Extracted information -

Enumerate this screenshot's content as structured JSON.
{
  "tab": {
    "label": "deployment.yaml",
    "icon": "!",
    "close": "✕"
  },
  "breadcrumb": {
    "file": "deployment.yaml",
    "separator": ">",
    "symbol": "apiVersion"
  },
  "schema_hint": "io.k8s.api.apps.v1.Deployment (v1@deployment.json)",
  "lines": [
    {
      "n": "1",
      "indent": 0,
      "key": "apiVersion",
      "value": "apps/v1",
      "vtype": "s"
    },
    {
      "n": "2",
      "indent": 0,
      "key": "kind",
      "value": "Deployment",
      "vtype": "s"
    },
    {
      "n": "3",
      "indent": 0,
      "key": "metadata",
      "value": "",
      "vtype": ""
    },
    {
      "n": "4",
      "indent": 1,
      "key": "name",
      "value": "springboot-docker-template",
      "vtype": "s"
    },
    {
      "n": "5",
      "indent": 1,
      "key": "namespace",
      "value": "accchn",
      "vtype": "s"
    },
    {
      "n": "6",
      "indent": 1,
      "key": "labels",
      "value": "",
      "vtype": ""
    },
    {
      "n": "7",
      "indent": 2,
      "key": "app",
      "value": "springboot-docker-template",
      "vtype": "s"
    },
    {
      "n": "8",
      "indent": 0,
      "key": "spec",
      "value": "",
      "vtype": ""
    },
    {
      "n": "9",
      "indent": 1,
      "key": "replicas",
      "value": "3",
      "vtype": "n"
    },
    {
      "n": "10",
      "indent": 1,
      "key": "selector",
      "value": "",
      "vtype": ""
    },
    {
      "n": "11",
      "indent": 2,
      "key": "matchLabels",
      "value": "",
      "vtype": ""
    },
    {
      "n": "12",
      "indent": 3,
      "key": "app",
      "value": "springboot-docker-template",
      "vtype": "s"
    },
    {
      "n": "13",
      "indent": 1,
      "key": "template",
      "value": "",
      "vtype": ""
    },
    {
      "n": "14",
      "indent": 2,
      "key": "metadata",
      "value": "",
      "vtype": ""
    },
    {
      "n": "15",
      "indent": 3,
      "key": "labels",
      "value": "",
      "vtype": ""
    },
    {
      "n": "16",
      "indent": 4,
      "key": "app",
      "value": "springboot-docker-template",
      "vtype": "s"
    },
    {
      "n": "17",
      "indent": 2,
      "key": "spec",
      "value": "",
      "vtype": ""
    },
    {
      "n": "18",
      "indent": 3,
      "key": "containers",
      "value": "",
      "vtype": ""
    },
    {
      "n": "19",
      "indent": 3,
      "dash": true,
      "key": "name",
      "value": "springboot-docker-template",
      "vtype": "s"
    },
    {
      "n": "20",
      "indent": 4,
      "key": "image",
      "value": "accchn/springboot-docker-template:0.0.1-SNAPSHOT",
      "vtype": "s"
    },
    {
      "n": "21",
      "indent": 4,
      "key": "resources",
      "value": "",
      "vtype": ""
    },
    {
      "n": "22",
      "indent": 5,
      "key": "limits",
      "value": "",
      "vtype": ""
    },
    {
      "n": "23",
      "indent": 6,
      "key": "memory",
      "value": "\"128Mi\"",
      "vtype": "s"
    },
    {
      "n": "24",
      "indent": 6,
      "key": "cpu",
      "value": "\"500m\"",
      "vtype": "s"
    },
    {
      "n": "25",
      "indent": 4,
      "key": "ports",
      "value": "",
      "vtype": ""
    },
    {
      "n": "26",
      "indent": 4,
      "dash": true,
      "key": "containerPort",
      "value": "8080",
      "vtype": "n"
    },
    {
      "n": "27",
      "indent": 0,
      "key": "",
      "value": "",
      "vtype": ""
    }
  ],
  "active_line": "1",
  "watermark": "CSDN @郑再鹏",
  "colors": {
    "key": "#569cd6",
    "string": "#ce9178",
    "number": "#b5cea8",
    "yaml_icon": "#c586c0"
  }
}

Set exercise -
Gather every line from the listing above in which the word "apps" appears.

Complete output -
  "schema_hint": "io.k8s.api.apps.v1.Deployment (v1@deployment.json)",
      "value": "apps/v1",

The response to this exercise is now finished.